## RECORDS
● ● ●

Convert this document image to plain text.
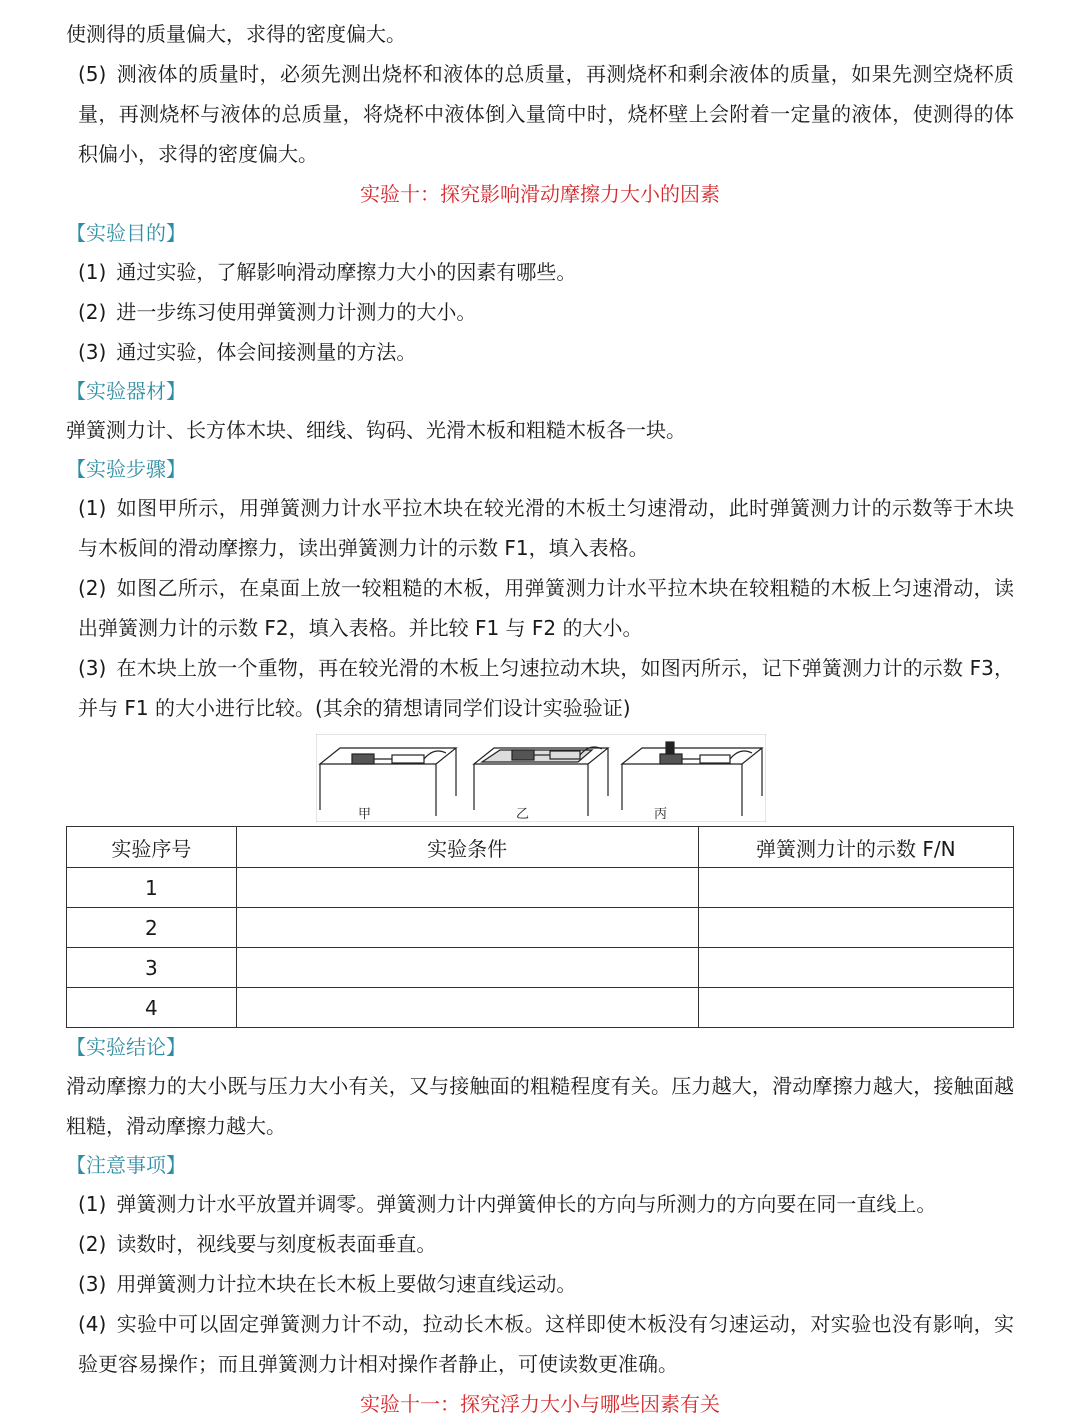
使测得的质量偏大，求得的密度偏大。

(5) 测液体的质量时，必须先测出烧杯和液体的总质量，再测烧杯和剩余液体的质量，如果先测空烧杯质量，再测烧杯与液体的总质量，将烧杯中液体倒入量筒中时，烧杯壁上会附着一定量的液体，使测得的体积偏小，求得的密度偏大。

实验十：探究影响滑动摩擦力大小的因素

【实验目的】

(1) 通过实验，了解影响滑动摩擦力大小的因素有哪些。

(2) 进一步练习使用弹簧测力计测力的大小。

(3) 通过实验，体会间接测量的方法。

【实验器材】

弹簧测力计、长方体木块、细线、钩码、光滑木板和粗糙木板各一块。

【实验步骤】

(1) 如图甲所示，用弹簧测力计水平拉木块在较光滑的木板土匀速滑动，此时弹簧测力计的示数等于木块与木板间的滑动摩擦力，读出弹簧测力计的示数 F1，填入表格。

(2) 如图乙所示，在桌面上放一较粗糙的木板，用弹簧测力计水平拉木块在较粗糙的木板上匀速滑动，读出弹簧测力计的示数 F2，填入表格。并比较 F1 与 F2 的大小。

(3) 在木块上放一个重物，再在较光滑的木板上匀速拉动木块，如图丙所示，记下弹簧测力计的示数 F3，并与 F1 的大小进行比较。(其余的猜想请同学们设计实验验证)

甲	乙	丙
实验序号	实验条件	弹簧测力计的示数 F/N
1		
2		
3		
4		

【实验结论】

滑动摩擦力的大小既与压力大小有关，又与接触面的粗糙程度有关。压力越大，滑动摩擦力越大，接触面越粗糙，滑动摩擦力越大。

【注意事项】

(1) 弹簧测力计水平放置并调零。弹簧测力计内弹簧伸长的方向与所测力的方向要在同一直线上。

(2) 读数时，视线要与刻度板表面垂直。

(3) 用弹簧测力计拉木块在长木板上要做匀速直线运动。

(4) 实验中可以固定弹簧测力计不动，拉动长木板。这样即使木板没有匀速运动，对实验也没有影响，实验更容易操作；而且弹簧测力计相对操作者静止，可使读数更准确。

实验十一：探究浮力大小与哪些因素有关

● ● ●

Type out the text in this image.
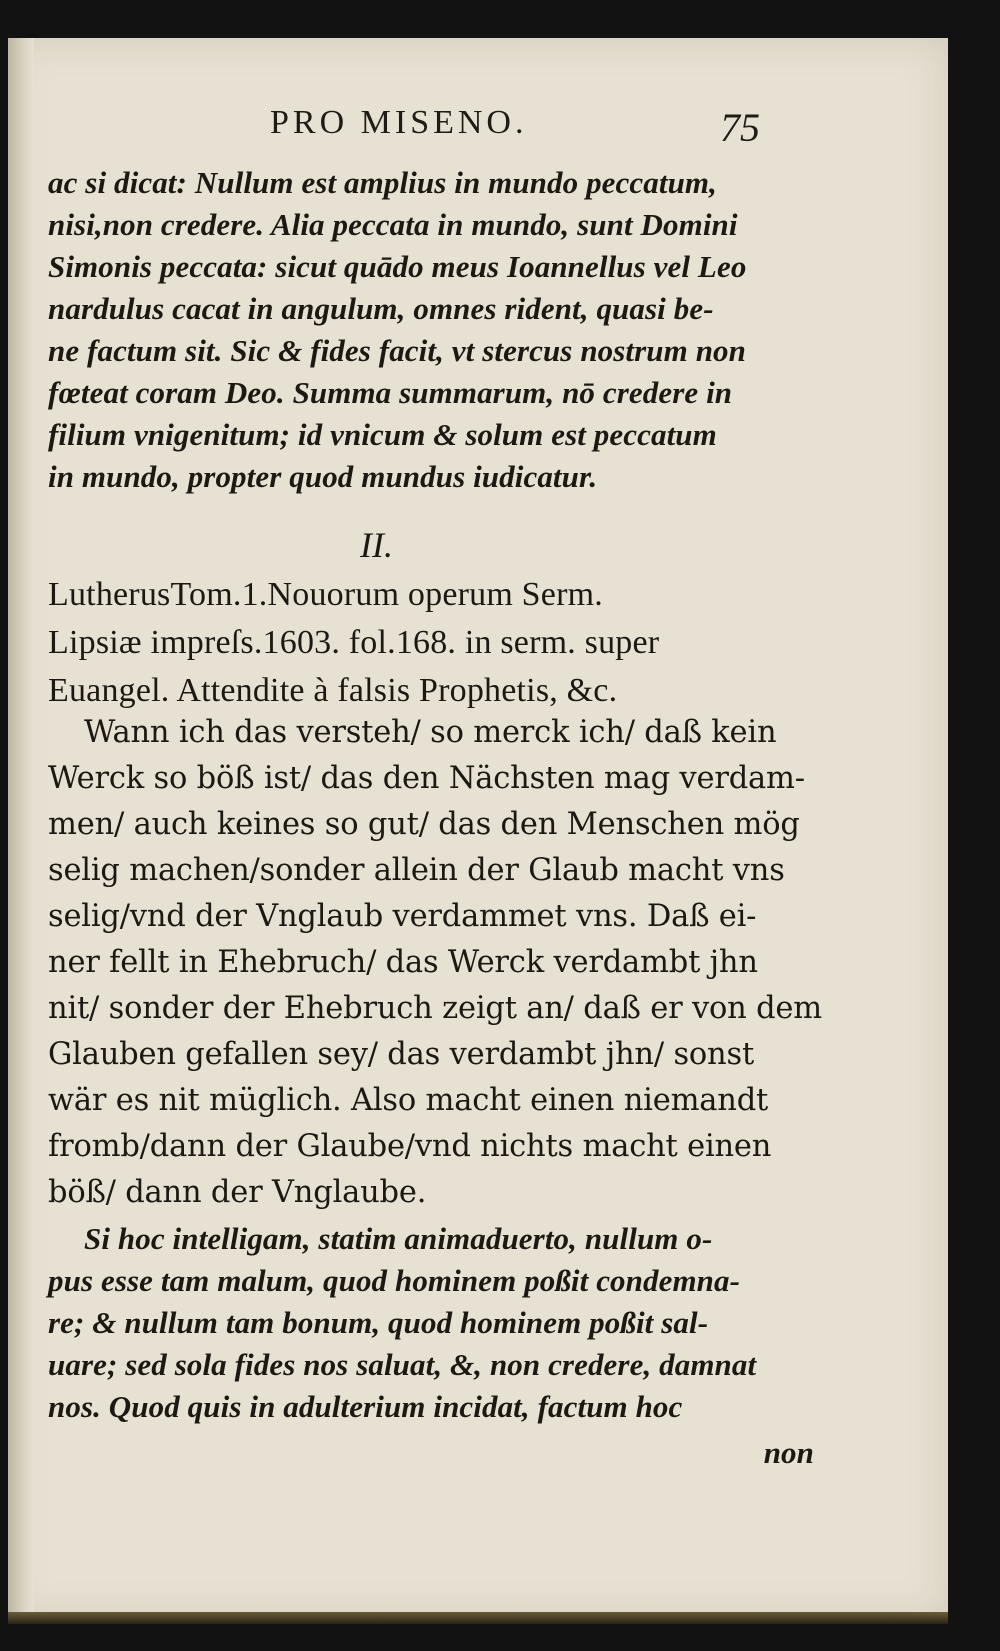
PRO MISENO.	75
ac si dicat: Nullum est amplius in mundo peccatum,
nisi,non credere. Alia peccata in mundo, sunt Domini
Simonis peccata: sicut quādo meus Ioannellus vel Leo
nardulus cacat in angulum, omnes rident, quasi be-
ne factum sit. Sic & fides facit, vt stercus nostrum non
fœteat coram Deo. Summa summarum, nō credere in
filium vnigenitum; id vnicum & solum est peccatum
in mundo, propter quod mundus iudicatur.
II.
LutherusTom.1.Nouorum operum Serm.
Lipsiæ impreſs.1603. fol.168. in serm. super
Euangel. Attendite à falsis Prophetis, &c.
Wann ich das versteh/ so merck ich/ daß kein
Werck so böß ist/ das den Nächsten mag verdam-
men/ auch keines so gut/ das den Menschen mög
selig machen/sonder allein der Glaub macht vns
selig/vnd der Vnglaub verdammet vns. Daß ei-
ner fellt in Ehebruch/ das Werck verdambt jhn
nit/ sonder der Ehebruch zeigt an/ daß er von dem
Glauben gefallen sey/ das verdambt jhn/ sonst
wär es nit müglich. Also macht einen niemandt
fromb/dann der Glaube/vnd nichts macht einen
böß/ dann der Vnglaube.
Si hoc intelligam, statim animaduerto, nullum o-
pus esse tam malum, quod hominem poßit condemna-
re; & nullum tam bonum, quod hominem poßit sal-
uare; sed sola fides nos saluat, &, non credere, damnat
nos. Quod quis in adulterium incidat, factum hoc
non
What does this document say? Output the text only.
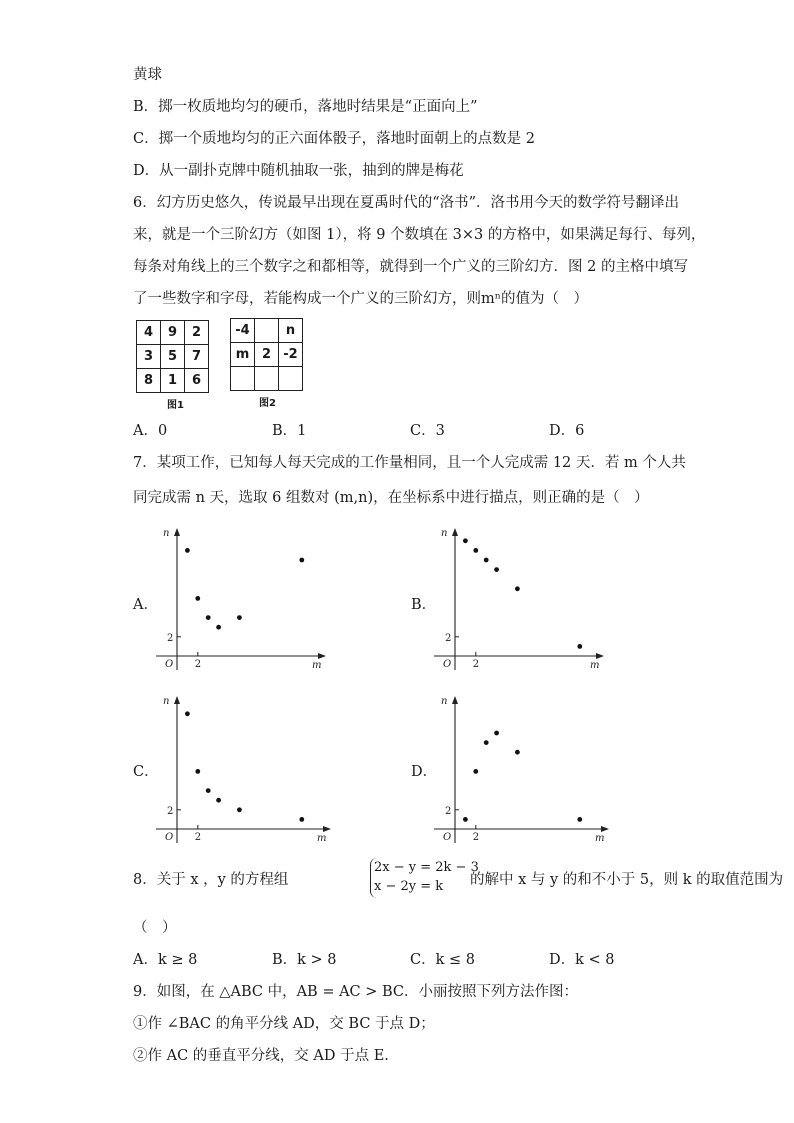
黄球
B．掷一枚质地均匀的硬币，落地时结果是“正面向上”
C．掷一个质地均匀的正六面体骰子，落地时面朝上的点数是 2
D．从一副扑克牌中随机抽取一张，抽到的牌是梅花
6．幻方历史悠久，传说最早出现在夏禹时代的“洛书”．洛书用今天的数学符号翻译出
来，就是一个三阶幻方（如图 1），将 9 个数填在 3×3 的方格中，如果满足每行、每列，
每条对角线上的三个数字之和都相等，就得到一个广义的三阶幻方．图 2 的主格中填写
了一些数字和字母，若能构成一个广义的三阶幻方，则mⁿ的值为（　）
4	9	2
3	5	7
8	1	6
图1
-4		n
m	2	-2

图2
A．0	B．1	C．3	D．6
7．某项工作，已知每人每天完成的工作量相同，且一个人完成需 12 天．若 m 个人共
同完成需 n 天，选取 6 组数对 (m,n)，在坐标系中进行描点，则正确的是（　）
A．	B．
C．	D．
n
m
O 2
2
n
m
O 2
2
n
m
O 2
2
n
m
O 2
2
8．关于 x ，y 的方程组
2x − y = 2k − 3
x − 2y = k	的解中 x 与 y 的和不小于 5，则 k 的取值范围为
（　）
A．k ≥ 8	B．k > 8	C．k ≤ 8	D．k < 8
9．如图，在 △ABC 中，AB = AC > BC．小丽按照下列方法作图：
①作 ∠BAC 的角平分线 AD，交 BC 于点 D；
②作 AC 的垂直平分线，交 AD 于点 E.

● ● ●

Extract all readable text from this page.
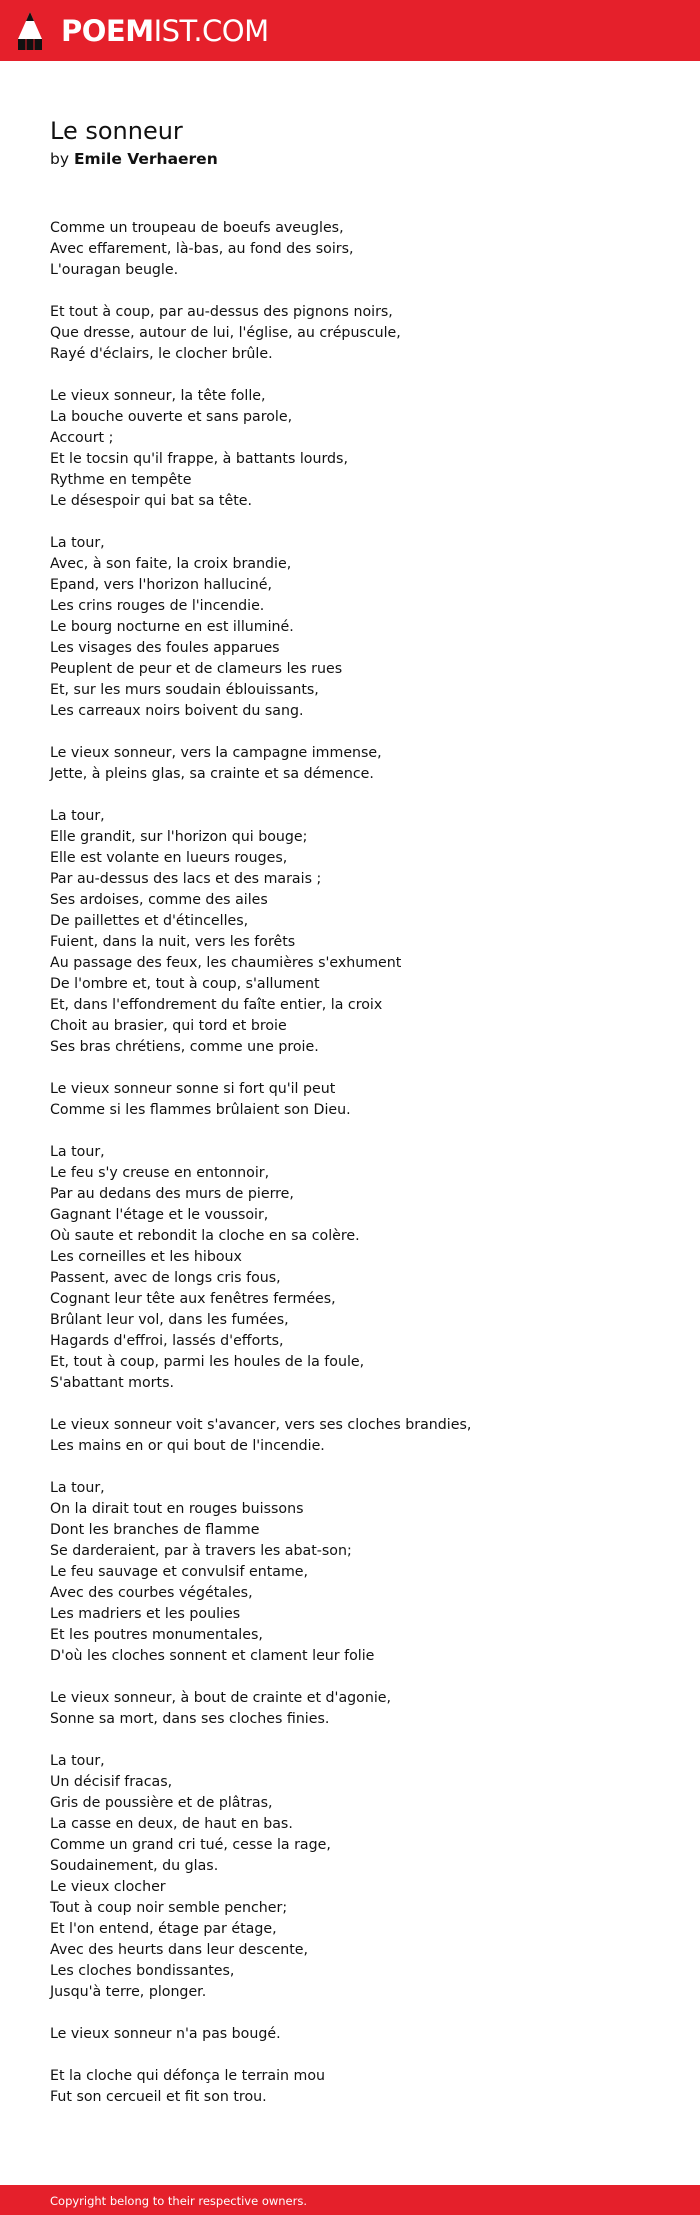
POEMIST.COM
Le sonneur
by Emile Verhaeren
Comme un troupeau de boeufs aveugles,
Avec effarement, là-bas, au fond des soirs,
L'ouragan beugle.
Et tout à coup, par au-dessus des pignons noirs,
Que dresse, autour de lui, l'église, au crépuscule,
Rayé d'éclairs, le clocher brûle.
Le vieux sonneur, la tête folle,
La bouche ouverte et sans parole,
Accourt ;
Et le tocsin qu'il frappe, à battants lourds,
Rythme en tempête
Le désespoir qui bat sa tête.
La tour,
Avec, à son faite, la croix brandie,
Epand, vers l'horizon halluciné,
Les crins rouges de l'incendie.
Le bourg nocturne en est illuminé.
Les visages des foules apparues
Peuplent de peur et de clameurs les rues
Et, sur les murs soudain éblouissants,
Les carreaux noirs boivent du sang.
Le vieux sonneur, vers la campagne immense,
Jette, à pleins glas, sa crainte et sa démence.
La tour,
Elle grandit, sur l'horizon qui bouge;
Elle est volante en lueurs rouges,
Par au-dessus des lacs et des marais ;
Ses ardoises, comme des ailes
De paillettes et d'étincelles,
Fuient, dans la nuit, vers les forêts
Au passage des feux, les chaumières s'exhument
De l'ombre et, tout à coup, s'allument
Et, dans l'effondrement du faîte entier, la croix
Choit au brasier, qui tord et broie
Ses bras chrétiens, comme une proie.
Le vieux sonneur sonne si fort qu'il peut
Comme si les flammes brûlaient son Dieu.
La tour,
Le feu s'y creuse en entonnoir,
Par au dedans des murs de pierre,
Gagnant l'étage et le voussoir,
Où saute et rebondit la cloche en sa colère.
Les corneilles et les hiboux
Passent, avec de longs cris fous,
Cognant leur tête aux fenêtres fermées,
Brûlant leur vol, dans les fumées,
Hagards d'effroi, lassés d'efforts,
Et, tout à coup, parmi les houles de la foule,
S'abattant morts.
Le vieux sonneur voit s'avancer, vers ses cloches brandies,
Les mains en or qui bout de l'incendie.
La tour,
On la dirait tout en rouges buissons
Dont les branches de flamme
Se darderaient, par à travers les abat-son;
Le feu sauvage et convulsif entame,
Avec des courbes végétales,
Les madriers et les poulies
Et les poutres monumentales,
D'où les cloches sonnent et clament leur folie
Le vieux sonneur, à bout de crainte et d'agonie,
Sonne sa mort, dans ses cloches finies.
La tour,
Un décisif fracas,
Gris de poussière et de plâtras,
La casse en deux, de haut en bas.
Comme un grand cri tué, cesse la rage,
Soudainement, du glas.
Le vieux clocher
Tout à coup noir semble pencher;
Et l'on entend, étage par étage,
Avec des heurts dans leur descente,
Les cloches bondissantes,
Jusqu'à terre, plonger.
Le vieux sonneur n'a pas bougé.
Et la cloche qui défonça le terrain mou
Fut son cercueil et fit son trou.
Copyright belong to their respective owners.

● ● ●

## OBJECTIVE
Copy all lines of the listing above that contain the string "mundo".

## CORRECT ANSWER
ac si dicat: Nullum est amplius in mundo peccatum,
nisi,non credere. Alia peccata in mundo, sunt Domini
in mundo, propter quod mundus iudicatur.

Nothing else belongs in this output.